Requirements >> Check each line of the records below for the string "image", then state how many lines contain it, with no other output.

Data extracted from a collection:
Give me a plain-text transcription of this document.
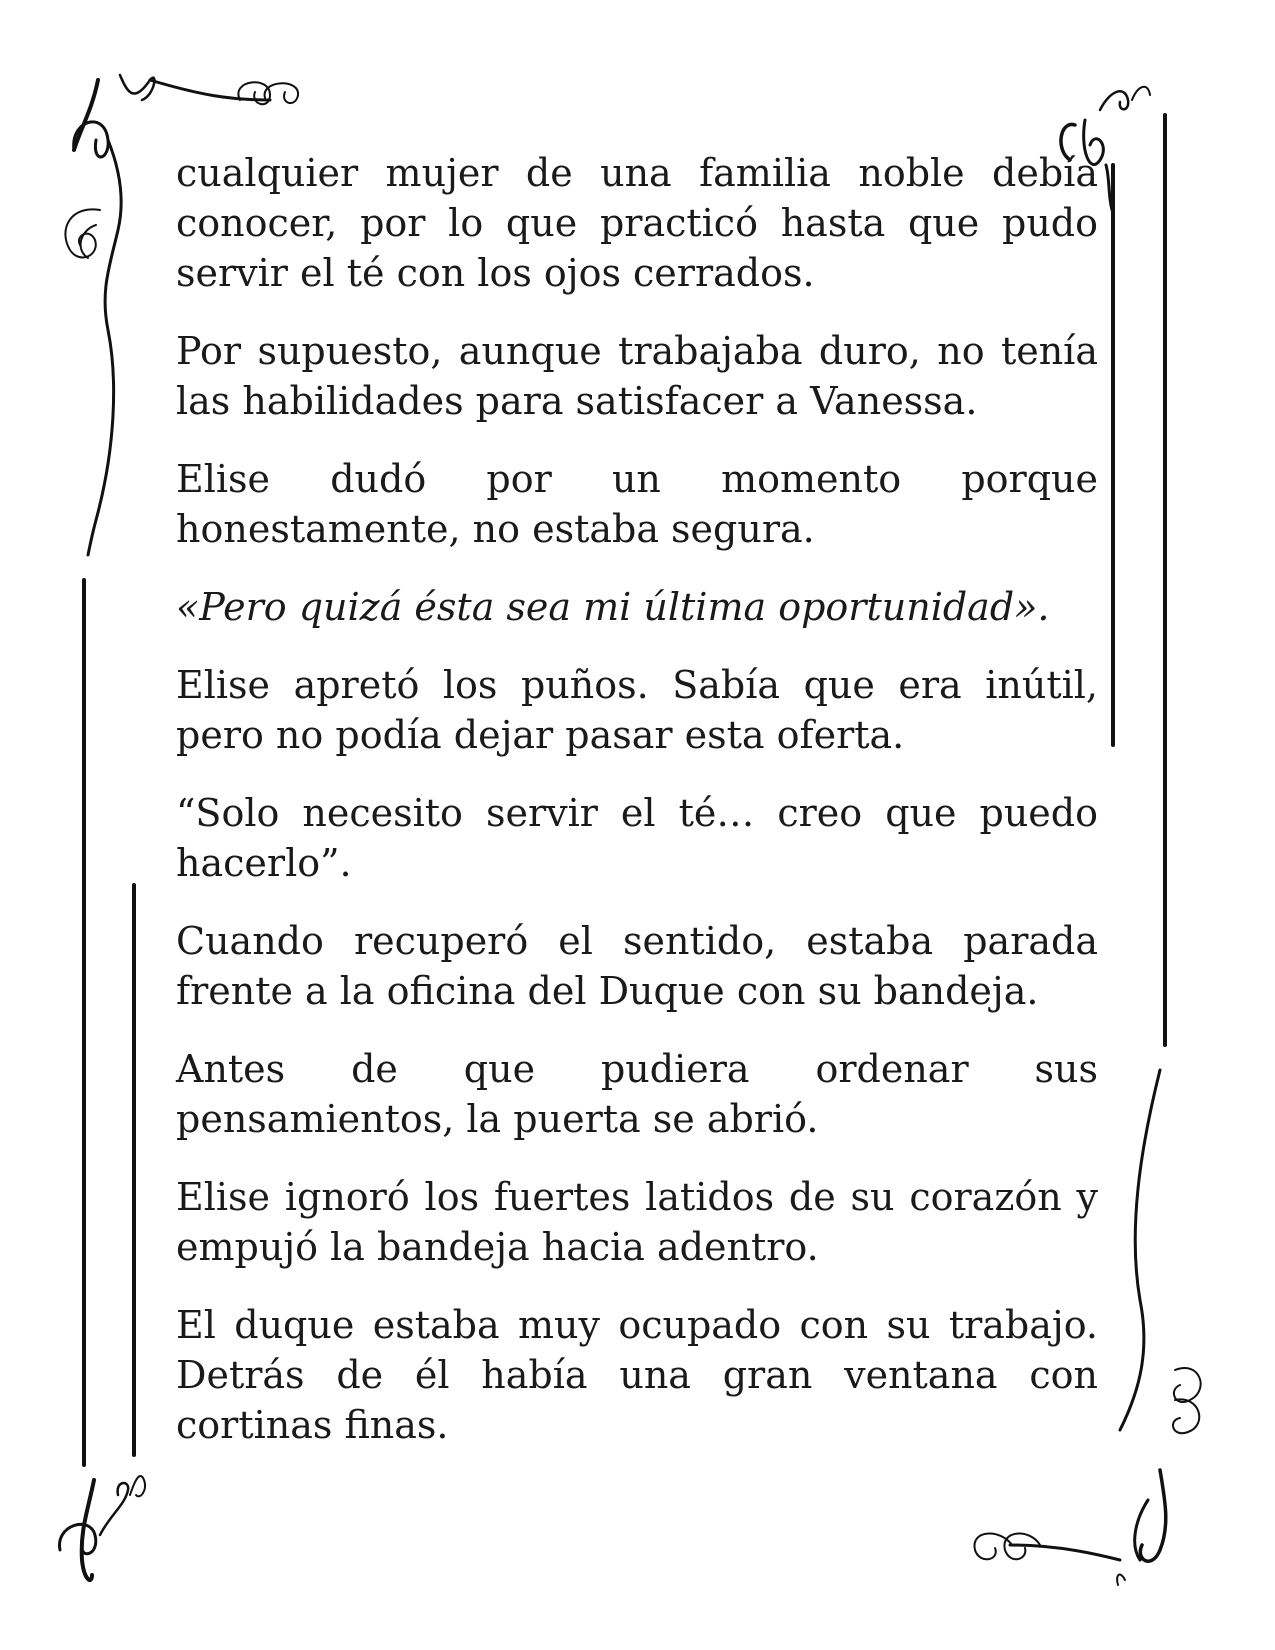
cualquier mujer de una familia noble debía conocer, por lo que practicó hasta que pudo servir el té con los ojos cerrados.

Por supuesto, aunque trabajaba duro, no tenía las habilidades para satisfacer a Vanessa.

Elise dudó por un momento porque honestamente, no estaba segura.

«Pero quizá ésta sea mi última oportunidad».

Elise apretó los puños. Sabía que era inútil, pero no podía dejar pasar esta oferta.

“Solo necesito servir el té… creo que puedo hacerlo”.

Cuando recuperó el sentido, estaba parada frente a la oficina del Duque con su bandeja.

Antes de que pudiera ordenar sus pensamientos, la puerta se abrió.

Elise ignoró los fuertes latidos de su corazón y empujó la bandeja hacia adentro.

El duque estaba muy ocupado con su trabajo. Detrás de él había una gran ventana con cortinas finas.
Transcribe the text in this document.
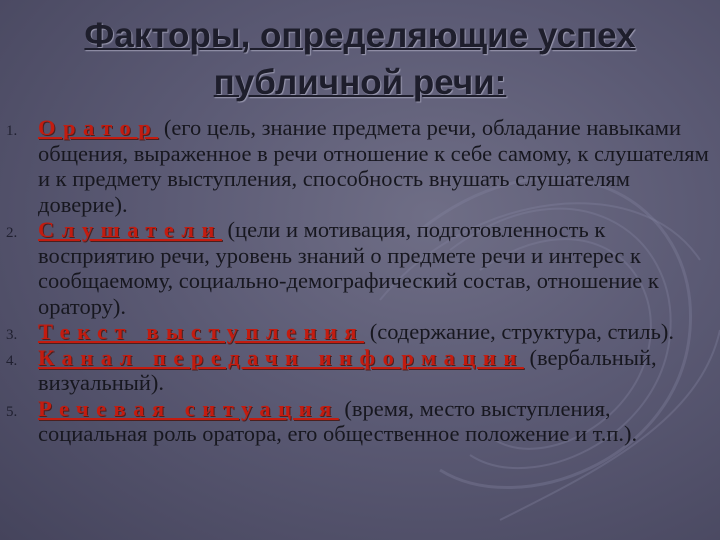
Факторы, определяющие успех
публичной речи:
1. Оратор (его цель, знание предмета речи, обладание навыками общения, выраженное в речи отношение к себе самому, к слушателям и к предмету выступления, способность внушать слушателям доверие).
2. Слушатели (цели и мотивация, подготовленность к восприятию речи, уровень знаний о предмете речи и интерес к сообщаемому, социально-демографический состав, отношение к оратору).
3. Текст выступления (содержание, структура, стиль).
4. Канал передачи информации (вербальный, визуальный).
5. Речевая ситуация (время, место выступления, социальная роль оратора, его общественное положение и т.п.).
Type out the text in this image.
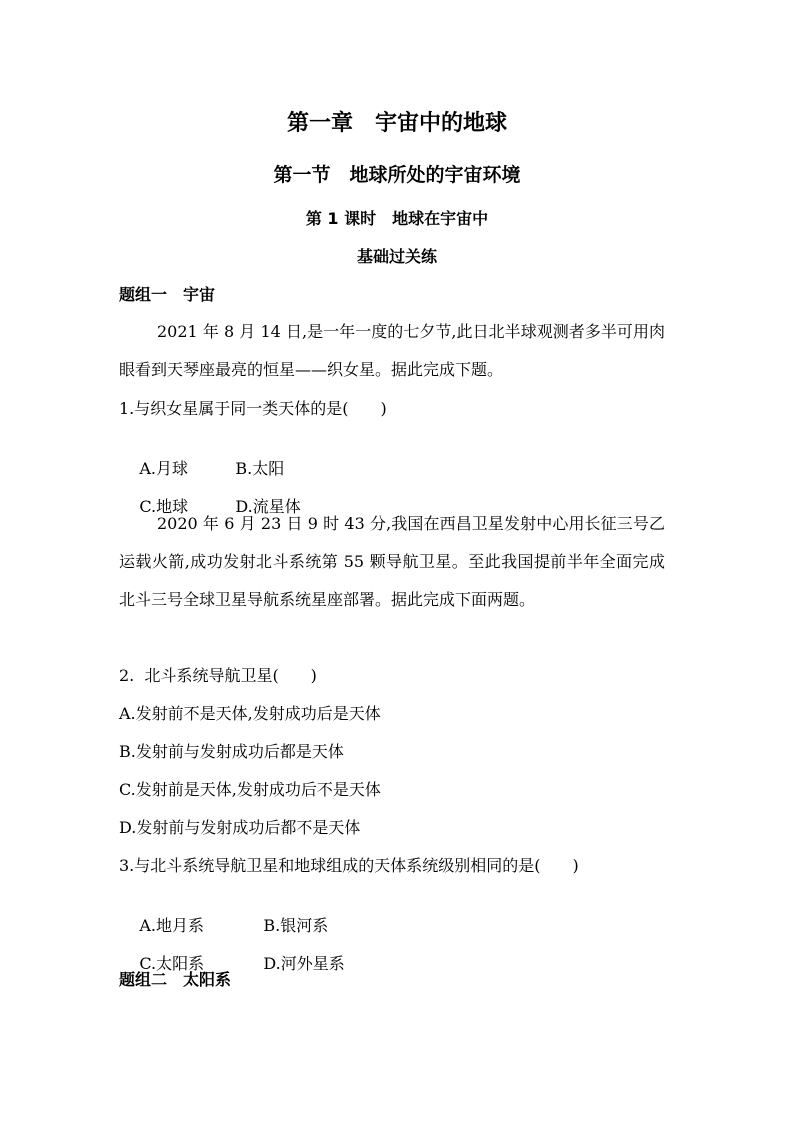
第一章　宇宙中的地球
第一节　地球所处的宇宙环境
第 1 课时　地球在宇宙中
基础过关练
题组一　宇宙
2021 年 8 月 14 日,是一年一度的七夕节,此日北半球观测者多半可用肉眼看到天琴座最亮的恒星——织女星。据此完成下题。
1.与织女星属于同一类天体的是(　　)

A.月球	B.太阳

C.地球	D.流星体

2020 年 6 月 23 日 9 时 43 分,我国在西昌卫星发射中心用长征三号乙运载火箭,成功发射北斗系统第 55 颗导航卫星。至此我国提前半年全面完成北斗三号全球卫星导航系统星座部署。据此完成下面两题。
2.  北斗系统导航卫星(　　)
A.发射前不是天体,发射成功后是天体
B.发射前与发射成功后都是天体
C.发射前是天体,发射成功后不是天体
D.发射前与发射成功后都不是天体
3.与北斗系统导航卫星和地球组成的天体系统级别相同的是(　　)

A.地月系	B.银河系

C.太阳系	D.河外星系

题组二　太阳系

...

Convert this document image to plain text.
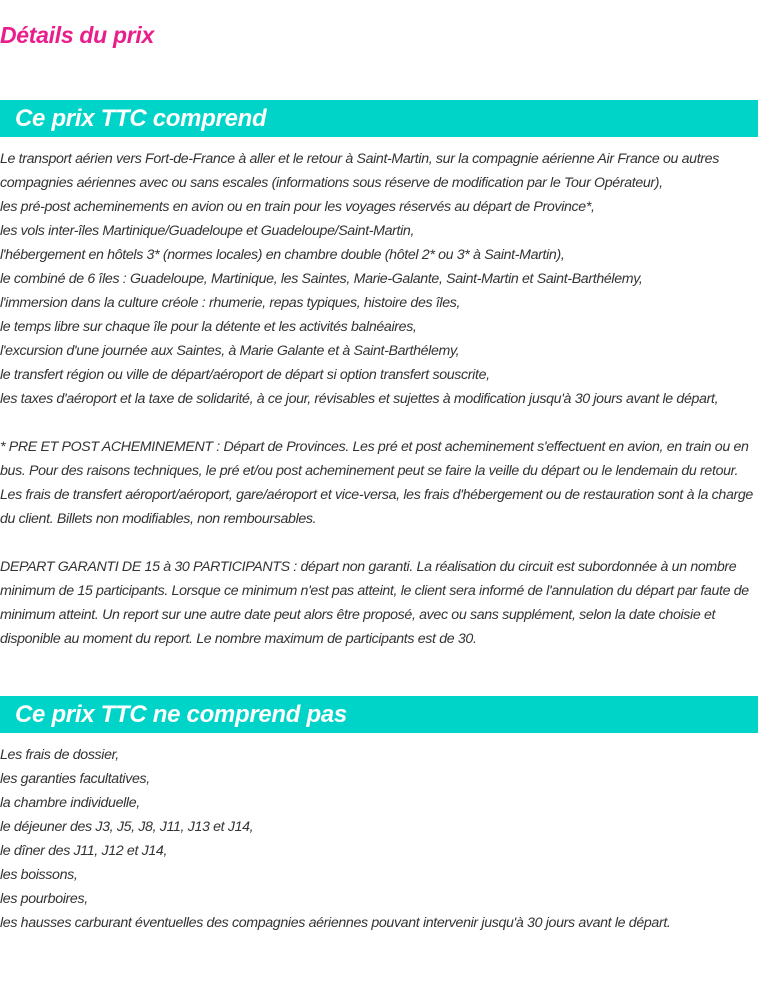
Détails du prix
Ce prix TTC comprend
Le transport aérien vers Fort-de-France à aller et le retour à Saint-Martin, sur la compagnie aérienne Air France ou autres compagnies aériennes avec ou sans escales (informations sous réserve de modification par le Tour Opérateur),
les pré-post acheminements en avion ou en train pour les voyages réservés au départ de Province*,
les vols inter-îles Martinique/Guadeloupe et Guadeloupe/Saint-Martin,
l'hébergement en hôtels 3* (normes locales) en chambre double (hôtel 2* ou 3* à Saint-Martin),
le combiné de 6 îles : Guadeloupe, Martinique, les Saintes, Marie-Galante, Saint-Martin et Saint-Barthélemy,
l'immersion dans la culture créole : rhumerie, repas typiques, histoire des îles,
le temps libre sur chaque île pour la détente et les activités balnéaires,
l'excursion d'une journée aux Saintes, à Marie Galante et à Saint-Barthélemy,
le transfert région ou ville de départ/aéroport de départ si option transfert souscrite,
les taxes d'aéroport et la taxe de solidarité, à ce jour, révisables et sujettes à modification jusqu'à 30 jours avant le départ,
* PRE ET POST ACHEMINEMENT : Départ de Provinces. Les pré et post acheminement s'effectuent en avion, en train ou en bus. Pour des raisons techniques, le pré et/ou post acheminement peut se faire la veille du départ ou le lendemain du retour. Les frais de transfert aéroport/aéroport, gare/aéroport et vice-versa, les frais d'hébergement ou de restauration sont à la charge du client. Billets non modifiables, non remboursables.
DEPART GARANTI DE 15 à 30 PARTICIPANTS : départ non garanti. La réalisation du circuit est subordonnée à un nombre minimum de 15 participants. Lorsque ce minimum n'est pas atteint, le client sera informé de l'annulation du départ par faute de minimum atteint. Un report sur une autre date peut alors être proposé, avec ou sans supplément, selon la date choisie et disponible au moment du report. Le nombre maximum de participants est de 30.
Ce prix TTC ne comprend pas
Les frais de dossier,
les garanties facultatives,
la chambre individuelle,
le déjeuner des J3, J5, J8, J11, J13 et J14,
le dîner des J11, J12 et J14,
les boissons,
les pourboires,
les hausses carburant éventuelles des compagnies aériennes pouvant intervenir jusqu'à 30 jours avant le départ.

--

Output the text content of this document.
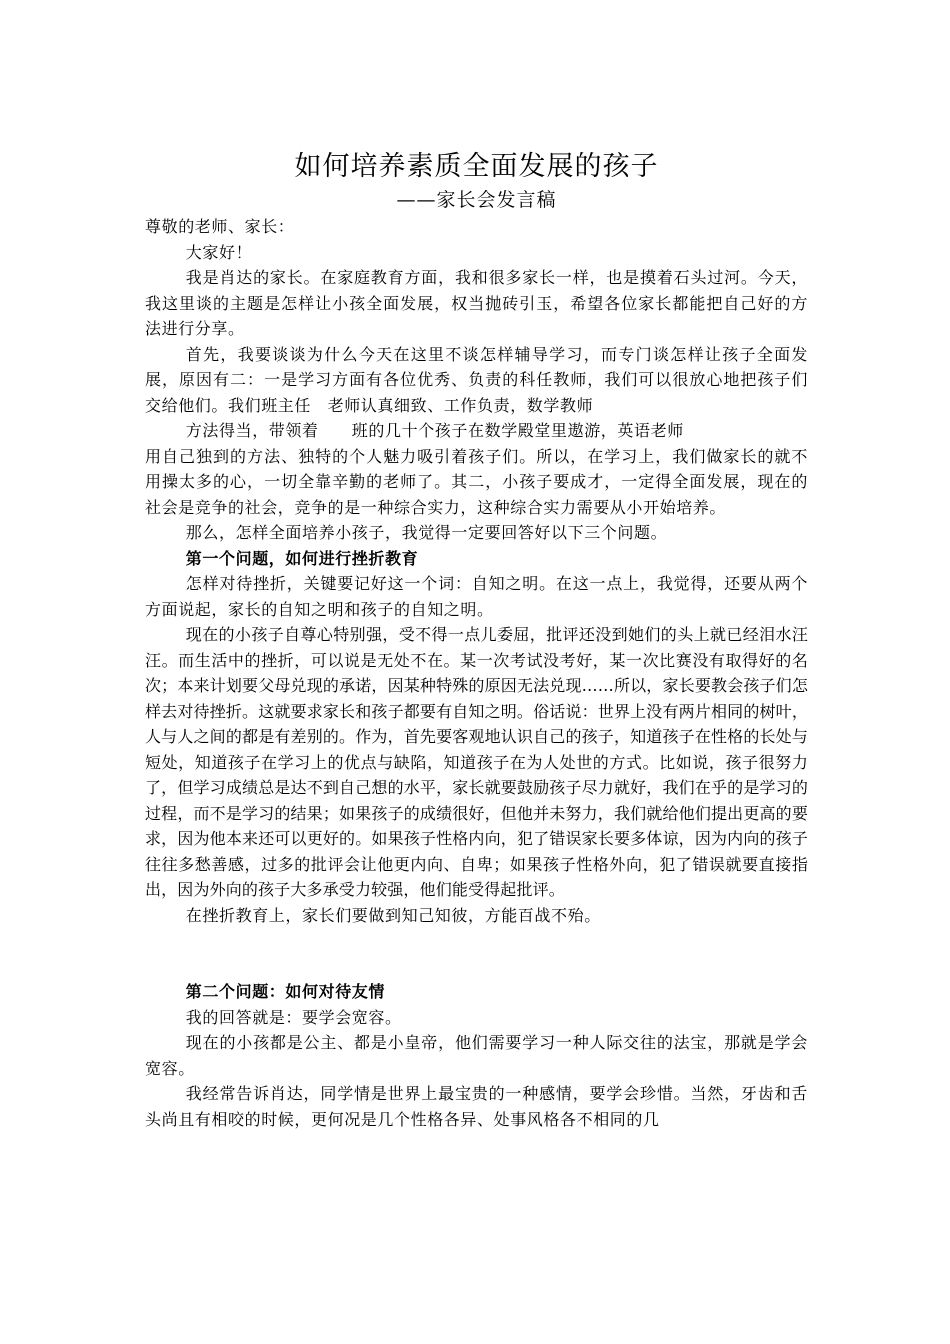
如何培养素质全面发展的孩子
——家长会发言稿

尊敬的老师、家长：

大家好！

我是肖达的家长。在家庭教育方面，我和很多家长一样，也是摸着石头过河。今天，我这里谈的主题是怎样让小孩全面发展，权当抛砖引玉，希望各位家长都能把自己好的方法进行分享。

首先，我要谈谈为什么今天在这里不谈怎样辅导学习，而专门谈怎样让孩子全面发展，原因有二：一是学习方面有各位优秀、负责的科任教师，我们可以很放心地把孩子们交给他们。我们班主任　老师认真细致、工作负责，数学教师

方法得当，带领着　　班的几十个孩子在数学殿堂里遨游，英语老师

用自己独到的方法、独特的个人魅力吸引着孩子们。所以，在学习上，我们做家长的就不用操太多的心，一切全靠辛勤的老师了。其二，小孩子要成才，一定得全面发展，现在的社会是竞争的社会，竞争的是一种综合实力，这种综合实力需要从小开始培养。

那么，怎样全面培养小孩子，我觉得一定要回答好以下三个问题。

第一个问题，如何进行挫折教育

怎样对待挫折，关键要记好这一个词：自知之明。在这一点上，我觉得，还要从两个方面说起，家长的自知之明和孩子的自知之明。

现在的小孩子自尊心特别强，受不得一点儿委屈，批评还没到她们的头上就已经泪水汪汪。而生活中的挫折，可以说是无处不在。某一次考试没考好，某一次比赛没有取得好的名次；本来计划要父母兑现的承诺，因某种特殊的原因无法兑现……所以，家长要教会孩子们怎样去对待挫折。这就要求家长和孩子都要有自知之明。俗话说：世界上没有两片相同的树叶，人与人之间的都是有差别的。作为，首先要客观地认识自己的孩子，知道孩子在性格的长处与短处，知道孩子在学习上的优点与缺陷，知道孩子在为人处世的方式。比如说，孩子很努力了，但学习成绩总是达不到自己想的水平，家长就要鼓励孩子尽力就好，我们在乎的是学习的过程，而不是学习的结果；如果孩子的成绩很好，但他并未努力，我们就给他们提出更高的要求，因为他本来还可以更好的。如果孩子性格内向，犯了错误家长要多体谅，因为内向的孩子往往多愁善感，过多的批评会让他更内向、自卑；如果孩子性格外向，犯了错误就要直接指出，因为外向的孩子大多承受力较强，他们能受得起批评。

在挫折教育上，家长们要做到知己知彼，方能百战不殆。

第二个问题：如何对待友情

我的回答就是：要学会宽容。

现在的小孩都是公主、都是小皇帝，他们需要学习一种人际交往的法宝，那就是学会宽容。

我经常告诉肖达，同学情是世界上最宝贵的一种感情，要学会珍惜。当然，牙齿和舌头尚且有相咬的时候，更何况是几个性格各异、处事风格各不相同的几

Expected output >> 2